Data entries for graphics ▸
▬▬▬▬▬▬▬▬▬▬

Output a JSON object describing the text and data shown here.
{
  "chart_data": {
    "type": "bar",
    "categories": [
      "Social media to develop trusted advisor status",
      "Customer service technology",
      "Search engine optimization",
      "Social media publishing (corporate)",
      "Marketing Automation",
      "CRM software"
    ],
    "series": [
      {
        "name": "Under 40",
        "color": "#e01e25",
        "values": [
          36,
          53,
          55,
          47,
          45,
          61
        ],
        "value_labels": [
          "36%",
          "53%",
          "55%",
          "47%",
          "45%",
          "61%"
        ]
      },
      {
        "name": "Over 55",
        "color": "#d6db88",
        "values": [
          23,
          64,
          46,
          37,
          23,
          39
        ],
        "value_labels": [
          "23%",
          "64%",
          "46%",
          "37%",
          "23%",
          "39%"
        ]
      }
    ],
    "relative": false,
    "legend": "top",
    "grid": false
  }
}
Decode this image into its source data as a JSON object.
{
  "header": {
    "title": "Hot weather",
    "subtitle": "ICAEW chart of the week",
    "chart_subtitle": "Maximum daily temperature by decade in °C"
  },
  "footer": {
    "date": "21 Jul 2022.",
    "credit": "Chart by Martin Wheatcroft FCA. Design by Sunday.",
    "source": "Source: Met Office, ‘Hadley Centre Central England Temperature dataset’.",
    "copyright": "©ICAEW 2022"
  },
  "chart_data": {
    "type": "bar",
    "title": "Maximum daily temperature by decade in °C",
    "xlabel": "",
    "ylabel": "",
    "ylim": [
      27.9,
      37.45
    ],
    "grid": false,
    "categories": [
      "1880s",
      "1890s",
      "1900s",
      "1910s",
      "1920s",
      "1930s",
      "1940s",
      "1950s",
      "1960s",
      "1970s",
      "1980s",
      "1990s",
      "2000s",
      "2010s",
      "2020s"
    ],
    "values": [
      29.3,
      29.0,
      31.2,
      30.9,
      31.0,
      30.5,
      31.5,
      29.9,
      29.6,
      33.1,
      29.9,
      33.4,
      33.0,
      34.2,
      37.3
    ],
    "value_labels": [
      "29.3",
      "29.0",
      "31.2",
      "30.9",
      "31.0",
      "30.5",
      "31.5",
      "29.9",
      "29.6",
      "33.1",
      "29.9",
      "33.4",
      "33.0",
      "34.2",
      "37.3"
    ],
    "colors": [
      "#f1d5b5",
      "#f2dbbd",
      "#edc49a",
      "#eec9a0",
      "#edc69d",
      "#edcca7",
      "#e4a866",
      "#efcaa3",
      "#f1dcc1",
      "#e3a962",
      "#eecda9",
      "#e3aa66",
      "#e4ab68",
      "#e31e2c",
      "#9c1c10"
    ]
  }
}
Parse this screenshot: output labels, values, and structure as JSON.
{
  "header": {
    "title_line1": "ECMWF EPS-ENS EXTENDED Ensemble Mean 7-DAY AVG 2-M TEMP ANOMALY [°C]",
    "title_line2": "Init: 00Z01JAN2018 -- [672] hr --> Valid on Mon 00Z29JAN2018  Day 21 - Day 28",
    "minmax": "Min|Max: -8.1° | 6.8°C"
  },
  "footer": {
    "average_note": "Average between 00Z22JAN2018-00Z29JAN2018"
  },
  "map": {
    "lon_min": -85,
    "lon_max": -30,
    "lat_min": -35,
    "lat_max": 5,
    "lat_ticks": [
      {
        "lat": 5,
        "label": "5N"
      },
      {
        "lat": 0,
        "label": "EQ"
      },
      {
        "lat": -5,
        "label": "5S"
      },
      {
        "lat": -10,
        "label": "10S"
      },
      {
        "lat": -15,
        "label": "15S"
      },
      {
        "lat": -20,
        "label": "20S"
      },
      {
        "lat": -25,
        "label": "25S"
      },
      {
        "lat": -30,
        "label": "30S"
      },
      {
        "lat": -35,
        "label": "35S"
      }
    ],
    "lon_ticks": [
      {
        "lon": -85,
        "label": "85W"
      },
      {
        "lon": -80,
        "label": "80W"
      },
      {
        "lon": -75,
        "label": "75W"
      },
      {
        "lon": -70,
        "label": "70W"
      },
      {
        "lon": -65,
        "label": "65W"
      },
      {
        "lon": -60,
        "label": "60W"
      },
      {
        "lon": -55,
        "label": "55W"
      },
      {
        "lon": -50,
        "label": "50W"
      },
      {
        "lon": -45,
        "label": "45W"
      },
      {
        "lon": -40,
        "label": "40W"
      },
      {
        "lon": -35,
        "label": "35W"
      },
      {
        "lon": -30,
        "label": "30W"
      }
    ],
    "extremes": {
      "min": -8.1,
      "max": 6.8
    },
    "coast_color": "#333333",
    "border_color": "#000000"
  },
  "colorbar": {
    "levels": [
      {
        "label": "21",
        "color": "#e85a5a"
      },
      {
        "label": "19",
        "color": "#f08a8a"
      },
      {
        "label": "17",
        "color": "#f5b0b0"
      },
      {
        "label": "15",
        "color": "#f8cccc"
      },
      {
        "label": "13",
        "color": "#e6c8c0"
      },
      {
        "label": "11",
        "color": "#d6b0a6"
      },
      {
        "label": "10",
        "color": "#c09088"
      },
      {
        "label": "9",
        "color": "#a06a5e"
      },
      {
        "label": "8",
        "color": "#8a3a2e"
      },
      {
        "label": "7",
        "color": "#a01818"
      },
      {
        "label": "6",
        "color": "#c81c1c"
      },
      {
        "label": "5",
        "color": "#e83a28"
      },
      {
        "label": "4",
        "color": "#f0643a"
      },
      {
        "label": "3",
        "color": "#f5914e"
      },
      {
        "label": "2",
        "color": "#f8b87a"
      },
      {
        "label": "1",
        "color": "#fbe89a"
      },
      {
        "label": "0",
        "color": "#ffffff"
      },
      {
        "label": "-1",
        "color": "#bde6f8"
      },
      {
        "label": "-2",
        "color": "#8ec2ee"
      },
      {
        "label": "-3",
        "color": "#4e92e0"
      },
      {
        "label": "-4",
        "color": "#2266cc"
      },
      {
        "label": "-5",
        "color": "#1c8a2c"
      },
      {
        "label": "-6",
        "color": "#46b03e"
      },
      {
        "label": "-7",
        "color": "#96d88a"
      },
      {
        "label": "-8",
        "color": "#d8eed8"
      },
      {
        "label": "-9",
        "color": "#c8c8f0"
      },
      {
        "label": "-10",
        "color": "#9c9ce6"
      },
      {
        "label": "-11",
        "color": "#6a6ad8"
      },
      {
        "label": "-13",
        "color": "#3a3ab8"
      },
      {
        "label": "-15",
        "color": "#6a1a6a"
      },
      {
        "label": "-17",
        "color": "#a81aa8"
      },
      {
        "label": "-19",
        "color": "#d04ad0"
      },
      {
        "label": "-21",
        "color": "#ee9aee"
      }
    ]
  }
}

▬▬▬▬▬▬▬▬▬▬

Exercise aim ▸
Return each entry from the material above exactly as it appears.

Written response ▸
Output a JSON object describing the text and data shown here.
{
  "chart_data": {
    "type": "bar",
    "categories": [
      "Social media to develop trusted advisor status",
      "Customer service technology",
      "Search engine optimization",
      "Social media publishing (corporate)",
      "Marketing Automation",
      "CRM software"
    ],
    "series": [
      {
        "name": "Under 40",
        "color": "#e01e25",
        "values": [
          36,
          53,
          55,
          47,
          45,
          61
        ],
        "value_labels": [
          "36%",
          "53%",
          "55%",
          "47%",
          "45%",
          "61%"
        ]
      },
      {
        "name": "Over 55",
        "color": "#d6db88",
        "values": [
          23,
          64,
          46,
          37,
          23,
          39
        ],
        "value_labels": [
          "23%",
          "64%",
          "46%",
          "37%",
          "23%",
          "39%"
        ]
      }
    ],
    "relative": false,
    "legend": "top",
    "grid": false
  }
}
Decode this image into its source data as a JSON object.
{
  "header": {
    "title": "Hot weather",
    "subtitle": "ICAEW chart of the week",
    "chart_subtitle": "Maximum daily temperature by decade in °C"
  },
  "footer": {
    "date": "21 Jul 2022.",
    "credit": "Chart by Martin Wheatcroft FCA. Design by Sunday.",
    "source": "Source: Met Office, ‘Hadley Centre Central England Temperature dataset’.",
    "copyright": "©ICAEW 2022"
  },
  "chart_data": {
    "type": "bar",
    "title": "Maximum daily temperature by decade in °C",
    "xlabel": "",
    "ylabel": "",
    "ylim": [
      27.9,
      37.45
    ],
    "grid": false,
    "categories": [
      "1880s",
      "1890s",
      "1900s",
      "1910s",
      "1920s",
      "1930s",
      "1940s",
      "1950s",
      "1960s",
      "1970s",
      "1980s",
      "1990s",
      "2000s",
      "2010s",
      "2020s"
    ],
    "values": [
      29.3,
      29.0,
      31.2,
      30.9,
      31.0,
      30.5,
      31.5,
      29.9,
      29.6,
      33.1,
      29.9,
      33.4,
      33.0,
      34.2,
      37.3
    ],
    "value_labels": [
      "29.3",
      "29.0",
      "31.2",
      "30.9",
      "31.0",
      "30.5",
      "31.5",
      "29.9",
      "29.6",
      "33.1",
      "29.9",
      "33.4",
      "33.0",
      "34.2",
      "37.3"
    ],
    "colors": [
      "#f1d5b5",
      "#f2dbbd",
      "#edc49a",
      "#eec9a0",
      "#edc69d",
      "#edcca7",
      "#e4a866",
      "#efcaa3",
      "#f1dcc1",
      "#e3a962",
      "#eecda9",
      "#e3aa66",
      "#e4ab68",
      "#e31e2c",
      "#9c1c10"
    ]
  }
}
Parse this screenshot: output labels, values, and structure as JSON.
{
  "header": {
    "title_line1": "ECMWF EPS-ENS EXTENDED Ensemble Mean 7-DAY AVG 2-M TEMP ANOMALY [°C]",
    "title_line2": "Init: 00Z01JAN2018 -- [672] hr --> Valid on Mon 00Z29JAN2018  Day 21 - Day 28",
    "minmax": "Min|Max: -8.1° | 6.8°C"
  },
  "footer": {
    "average_note": "Average between 00Z22JAN2018-00Z29JAN2018"
  },
  "map": {
    "lon_min": -85,
    "lon_max": -30,
    "lat_min": -35,
    "lat_max": 5,
    "lat_ticks": [
      {
        "lat": 5,
        "label": "5N"
      },
      {
        "lat": 0,
        "label": "EQ"
      },
      {
        "lat": -5,
        "label": "5S"
      },
      {
        "lat": -10,
        "label": "10S"
      },
      {
        "lat": -15,
        "label": "15S"
      },
      {
        "lat": -20,
        "label": "20S"
      },
      {
        "lat": -25,
        "label": "25S"
      },
      {
        "lat": -30,
        "label": "30S"
      },
      {
        "lat": -35,
        "label": "35S"
      }
    ],
    "lon_ticks": [
      {
        "lon": -85,
        "label": "85W"
      },
      {
        "lon": -80,
        "label": "80W"
      },
      {
        "lon": -75,
        "label": "75W"
      },
      {
        "lon": -70,
        "label": "70W"
      },
      {
        "lon": -65,
        "label": "65W"
      },
      {
        "lon": -60,
        "label": "60W"
      },
      {
        "lon": -55,
        "label": "55W"
      },
      {
        "lon": -50,
        "label": "50W"
      },
      {
        "lon": -45,
        "label": "45W"
      },
      {
        "lon": -40,
        "label": "40W"
      },
      {
        "lon": -35,
        "label": "35W"
      },
      {
        "lon": -30,
        "label": "30W"
      }
    ],
    "extremes": {
      "min": -8.1,
      "max": 6.8
    },
    "coast_color": "#333333",
    "border_color": "#000000"
  },
  "colorbar": {
    "levels": [
      {
        "label": "21",
        "color": "#e85a5a"
      },
      {
        "label": "19",
        "color": "#f08a8a"
      },
      {
        "label": "17",
        "color": "#f5b0b0"
      },
      {
        "label": "15",
        "color": "#f8cccc"
      },
      {
        "label": "13",
        "color": "#e6c8c0"
      },
      {
        "label": "11",
        "color": "#d6b0a6"
      },
      {
        "label": "10",
        "color": "#c09088"
      },
      {
        "label": "9",
        "color": "#a06a5e"
      },
      {
        "label": "8",
        "color": "#8a3a2e"
      },
      {
        "label": "7",
        "color": "#a01818"
      },
      {
        "label": "6",
        "color": "#c81c1c"
      },
      {
        "label": "5",
        "color": "#e83a28"
      },
      {
        "label": "4",
        "color": "#f0643a"
      },
      {
        "label": "3",
        "color": "#f5914e"
      },
      {
        "label": "2",
        "color": "#f8b87a"
      },
      {
        "label": "1",
        "color": "#fbe89a"
      },
      {
        "label": "0",
        "color": "#ffffff"
      },
      {
        "label": "-1",
        "color": "#bde6f8"
      },
      {
        "label": "-2",
        "color": "#8ec2ee"
      },
      {
        "label": "-3",
        "color": "#4e92e0"
      },
      {
        "label": "-4",
        "color": "#2266cc"
      },
      {
        "label": "-5",
        "color": "#1c8a2c"
      },
      {
        "label": "-6",
        "color": "#46b03e"
      },
      {
        "label": "-7",
        "color": "#96d88a"
      },
      {
        "label": "-8",
        "color": "#d8eed8"
      },
      {
        "label": "-9",
        "color": "#c8c8f0"
      },
      {
        "label": "-10",
        "color": "#9c9ce6"
      },
      {
        "label": "-11",
        "color": "#6a6ad8"
      },
      {
        "label": "-13",
        "color": "#3a3ab8"
      },
      {
        "label": "-15",
        "color": "#6a1a6a"
      },
      {
        "label": "-17",
        "color": "#a81aa8"
      },
      {
        "label": "-19",
        "color": "#d04ad0"
      },
      {
        "label": "-21",
        "color": "#ee9aee"
      }
    ]
  }
}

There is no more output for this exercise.